Type out the records that follow, exactly as given.

+--

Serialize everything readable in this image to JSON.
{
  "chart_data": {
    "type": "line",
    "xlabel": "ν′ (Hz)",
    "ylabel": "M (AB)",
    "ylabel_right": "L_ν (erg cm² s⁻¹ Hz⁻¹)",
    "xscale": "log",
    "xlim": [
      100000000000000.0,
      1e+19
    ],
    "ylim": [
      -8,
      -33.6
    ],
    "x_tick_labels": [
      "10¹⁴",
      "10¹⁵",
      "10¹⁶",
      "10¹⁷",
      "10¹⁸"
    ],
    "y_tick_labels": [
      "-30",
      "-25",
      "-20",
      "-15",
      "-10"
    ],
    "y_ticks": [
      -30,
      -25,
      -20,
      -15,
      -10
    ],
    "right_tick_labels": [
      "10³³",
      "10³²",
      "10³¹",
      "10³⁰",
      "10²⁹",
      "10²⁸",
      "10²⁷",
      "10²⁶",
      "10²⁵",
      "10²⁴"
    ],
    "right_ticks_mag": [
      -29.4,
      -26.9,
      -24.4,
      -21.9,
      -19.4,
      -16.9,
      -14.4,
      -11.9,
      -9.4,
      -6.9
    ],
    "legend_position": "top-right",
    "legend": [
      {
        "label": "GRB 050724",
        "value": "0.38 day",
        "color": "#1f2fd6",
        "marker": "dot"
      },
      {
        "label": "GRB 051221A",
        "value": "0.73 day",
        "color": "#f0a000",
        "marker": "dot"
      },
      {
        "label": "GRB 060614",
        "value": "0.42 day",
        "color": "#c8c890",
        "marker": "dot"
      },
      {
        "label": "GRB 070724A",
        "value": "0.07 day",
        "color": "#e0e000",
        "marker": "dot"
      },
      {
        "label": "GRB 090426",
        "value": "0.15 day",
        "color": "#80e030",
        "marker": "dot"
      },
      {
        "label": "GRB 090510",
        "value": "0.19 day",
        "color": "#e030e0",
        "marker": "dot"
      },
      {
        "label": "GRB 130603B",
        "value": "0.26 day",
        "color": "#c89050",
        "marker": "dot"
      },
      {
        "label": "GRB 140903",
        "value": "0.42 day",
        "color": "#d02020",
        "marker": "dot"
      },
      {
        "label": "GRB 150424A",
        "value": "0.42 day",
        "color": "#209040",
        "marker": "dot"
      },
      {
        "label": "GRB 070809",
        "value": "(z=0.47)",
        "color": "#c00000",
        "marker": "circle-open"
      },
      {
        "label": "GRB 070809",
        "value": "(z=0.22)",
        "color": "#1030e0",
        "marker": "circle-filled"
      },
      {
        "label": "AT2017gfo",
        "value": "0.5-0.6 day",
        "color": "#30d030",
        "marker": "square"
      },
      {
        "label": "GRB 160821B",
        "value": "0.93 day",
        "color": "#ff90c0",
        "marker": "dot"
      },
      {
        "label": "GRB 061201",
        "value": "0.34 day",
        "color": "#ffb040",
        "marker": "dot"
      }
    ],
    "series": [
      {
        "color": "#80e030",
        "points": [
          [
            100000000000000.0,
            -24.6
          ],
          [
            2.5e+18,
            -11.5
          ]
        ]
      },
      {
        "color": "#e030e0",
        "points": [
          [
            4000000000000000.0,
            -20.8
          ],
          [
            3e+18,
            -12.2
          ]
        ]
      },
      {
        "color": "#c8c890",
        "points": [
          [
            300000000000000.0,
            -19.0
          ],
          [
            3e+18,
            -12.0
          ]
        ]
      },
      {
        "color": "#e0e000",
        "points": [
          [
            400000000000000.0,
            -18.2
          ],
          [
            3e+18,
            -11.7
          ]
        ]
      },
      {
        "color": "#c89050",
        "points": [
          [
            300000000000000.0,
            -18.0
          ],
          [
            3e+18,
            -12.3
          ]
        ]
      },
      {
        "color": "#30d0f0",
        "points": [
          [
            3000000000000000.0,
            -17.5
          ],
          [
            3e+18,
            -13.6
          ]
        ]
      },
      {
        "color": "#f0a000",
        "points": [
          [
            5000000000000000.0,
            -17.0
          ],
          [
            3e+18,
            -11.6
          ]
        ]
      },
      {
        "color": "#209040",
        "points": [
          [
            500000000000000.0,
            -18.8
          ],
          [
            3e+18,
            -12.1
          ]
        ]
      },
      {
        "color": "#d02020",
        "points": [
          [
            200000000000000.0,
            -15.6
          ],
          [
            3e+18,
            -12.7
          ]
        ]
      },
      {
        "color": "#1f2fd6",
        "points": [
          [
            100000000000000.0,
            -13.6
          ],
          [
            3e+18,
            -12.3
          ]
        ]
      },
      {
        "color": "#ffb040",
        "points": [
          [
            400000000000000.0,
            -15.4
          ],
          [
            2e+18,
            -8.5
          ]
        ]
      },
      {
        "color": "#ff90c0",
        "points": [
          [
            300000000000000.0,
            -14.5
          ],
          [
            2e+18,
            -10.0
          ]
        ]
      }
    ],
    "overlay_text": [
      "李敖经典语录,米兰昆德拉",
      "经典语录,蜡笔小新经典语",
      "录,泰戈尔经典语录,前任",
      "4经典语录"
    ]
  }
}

+--

**Full answer**
Serialize everything readable in this image to JSON.
{
  "chart_data": {
    "type": "line",
    "xlabel": "ν′ (Hz)",
    "ylabel": "M (AB)",
    "ylabel_right": "L_ν (erg cm² s⁻¹ Hz⁻¹)",
    "xscale": "log",
    "xlim": [
      100000000000000.0,
      1e+19
    ],
    "ylim": [
      -8,
      -33.6
    ],
    "x_tick_labels": [
      "10¹⁴",
      "10¹⁵",
      "10¹⁶",
      "10¹⁷",
      "10¹⁸"
    ],
    "y_tick_labels": [
      "-30",
      "-25",
      "-20",
      "-15",
      "-10"
    ],
    "y_ticks": [
      -30,
      -25,
      -20,
      -15,
      -10
    ],
    "right_tick_labels": [
      "10³³",
      "10³²",
      "10³¹",
      "10³⁰",
      "10²⁹",
      "10²⁸",
      "10²⁷",
      "10²⁶",
      "10²⁵",
      "10²⁴"
    ],
    "right_ticks_mag": [
      -29.4,
      -26.9,
      -24.4,
      -21.9,
      -19.4,
      -16.9,
      -14.4,
      -11.9,
      -9.4,
      -6.9
    ],
    "legend_position": "top-right",
    "legend": [
      {
        "label": "GRB 050724",
        "value": "0.38 day",
        "color": "#1f2fd6",
        "marker": "dot"
      },
      {
        "label": "GRB 051221A",
        "value": "0.73 day",
        "color": "#f0a000",
        "marker": "dot"
      },
      {
        "label": "GRB 060614",
        "value": "0.42 day",
        "color": "#c8c890",
        "marker": "dot"
      },
      {
        "label": "GRB 070724A",
        "value": "0.07 day",
        "color": "#e0e000",
        "marker": "dot"
      },
      {
        "label": "GRB 090426",
        "value": "0.15 day",
        "color": "#80e030",
        "marker": "dot"
      },
      {
        "label": "GRB 090510",
        "value": "0.19 day",
        "color": "#e030e0",
        "marker": "dot"
      },
      {
        "label": "GRB 130603B",
        "value": "0.26 day",
        "color": "#c89050",
        "marker": "dot"
      },
      {
        "label": "GRB 140903",
        "value": "0.42 day",
        "color": "#d02020",
        "marker": "dot"
      },
      {
        "label": "GRB 150424A",
        "value": "0.42 day",
        "color": "#209040",
        "marker": "dot"
      },
      {
        "label": "GRB 070809",
        "value": "(z=0.47)",
        "color": "#c00000",
        "marker": "circle-open"
      },
      {
        "label": "GRB 070809",
        "value": "(z=0.22)",
        "color": "#1030e0",
        "marker": "circle-filled"
      },
      {
        "label": "AT2017gfo",
        "value": "0.5-0.6 day",
        "color": "#30d030",
        "marker": "square"
      },
      {
        "label": "GRB 160821B",
        "value": "0.93 day",
        "color": "#ff90c0",
        "marker": "dot"
      },
      {
        "label": "GRB 061201",
        "value": "0.34 day",
        "color": "#ffb040",
        "marker": "dot"
      }
    ],
    "series": [
      {
        "color": "#80e030",
        "points": [
          [
            100000000000000.0,
            -24.6
          ],
          [
            2.5e+18,
            -11.5
          ]
        ]
      },
      {
        "color": "#e030e0",
        "points": [
          [
            4000000000000000.0,
            -20.8
          ],
          [
            3e+18,
            -12.2
          ]
        ]
      },
      {
        "color": "#c8c890",
        "points": [
          [
            300000000000000.0,
            -19.0
          ],
          [
            3e+18,
            -12.0
          ]
        ]
      },
      {
        "color": "#e0e000",
        "points": [
          [
            400000000000000.0,
            -18.2
          ],
          [
            3e+18,
            -11.7
          ]
        ]
      },
      {
        "color": "#c89050",
        "points": [
          [
            300000000000000.0,
            -18.0
          ],
          [
            3e+18,
            -12.3
          ]
        ]
      },
      {
        "color": "#30d0f0",
        "points": [
          [
            3000000000000000.0,
            -17.5
          ],
          [
            3e+18,
            -13.6
          ]
        ]
      },
      {
        "color": "#f0a000",
        "points": [
          [
            5000000000000000.0,
            -17.0
          ],
          [
            3e+18,
            -11.6
          ]
        ]
      },
      {
        "color": "#209040",
        "points": [
          [
            500000000000000.0,
            -18.8
          ],
          [
            3e+18,
            -12.1
          ]
        ]
      },
      {
        "color": "#d02020",
        "points": [
          [
            200000000000000.0,
            -15.6
          ],
          [
            3e+18,
            -12.7
          ]
        ]
      },
      {
        "color": "#1f2fd6",
        "points": [
          [
            100000000000000.0,
            -13.6
          ],
          [
            3e+18,
            -12.3
          ]
        ]
      },
      {
        "color": "#ffb040",
        "points": [
          [
            400000000000000.0,
            -15.4
          ],
          [
            2e+18,
            -8.5
          ]
        ]
      },
      {
        "color": "#ff90c0",
        "points": [
          [
            300000000000000.0,
            -14.5
          ],
          [
            2e+18,
            -10.0
          ]
        ]
      }
    ],
    "overlay_text": [
      "李敖经典语录,米兰昆德拉",
      "经典语录,蜡笔小新经典语",
      "录,泰戈尔经典语录,前任",
      "4经典语录"
    ]
  }
}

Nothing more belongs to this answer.